__Task goal__: Wherever the string "data" appears, copy the whole line.

__Raw records__:

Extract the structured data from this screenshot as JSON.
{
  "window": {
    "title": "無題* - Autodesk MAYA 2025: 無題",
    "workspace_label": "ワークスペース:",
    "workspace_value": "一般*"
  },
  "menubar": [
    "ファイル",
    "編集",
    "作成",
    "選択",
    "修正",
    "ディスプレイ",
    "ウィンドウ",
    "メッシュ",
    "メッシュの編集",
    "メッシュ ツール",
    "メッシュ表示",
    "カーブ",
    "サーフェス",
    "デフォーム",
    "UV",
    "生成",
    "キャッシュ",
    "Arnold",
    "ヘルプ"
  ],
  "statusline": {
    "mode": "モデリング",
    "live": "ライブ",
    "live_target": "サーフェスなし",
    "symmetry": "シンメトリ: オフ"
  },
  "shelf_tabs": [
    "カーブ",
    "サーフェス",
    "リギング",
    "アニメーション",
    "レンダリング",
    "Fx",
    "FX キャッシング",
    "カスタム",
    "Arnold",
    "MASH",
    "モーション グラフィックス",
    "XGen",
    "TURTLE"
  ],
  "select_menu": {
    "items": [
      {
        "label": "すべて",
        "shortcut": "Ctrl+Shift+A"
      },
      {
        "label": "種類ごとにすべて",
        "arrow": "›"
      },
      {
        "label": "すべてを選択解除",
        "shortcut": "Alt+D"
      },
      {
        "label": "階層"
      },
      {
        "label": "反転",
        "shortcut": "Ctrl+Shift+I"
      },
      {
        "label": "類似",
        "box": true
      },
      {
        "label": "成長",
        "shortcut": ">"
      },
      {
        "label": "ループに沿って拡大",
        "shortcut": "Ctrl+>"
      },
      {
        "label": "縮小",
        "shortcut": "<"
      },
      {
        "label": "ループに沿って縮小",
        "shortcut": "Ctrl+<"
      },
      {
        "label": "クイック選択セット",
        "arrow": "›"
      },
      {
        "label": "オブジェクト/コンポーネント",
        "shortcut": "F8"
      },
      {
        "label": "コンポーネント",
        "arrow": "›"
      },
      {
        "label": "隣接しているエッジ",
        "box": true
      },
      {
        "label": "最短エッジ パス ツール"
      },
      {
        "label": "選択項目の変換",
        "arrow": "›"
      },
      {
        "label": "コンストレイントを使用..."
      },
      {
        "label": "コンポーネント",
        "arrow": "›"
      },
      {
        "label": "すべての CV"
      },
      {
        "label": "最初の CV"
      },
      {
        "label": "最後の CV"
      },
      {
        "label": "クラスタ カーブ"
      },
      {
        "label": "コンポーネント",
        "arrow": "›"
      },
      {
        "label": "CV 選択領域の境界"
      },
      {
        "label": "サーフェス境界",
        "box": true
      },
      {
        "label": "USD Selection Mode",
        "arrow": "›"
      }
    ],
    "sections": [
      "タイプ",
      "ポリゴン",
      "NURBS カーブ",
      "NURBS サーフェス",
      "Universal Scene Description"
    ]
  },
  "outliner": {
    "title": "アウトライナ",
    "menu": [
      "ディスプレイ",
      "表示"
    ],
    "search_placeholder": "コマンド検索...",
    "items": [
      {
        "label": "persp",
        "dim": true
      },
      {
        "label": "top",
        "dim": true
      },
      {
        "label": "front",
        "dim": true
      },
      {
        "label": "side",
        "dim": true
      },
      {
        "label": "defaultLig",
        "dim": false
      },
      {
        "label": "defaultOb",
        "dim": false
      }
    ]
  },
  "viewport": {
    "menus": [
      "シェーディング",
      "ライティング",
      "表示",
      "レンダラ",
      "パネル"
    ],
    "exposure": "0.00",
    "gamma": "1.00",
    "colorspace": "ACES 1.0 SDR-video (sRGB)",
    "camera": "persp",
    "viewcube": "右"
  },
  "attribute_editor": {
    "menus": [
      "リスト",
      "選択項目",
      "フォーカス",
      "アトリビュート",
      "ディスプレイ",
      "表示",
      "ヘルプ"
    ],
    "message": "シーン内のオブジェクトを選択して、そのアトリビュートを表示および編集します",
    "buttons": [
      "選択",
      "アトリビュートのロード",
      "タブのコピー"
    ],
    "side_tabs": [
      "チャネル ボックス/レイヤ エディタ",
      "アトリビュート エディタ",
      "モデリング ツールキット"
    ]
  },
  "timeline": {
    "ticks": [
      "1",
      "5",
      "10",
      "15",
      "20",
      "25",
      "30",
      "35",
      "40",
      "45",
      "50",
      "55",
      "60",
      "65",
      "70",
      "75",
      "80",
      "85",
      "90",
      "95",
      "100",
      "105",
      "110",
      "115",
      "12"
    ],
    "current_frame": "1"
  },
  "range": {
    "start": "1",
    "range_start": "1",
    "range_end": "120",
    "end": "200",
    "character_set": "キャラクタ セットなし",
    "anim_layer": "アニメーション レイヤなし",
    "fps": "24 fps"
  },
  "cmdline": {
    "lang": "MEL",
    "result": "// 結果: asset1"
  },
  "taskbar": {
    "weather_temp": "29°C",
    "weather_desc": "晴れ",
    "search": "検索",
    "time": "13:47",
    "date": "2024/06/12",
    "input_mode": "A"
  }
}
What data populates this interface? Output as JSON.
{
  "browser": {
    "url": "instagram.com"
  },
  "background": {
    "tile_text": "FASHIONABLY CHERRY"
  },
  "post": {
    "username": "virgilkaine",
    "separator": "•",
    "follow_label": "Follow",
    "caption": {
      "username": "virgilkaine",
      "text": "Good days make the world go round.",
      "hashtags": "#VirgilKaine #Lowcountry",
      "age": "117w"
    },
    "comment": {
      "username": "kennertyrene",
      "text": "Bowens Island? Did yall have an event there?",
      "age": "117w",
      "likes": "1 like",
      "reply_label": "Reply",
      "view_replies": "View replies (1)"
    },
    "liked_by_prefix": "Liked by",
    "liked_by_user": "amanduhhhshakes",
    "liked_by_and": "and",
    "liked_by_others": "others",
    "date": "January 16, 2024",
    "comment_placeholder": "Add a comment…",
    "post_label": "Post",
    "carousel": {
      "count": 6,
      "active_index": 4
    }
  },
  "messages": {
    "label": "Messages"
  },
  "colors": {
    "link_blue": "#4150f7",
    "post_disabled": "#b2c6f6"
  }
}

__Result__:
Extract the structured data from this screenshot as JSON.
What data populates this interface? Output as JSON.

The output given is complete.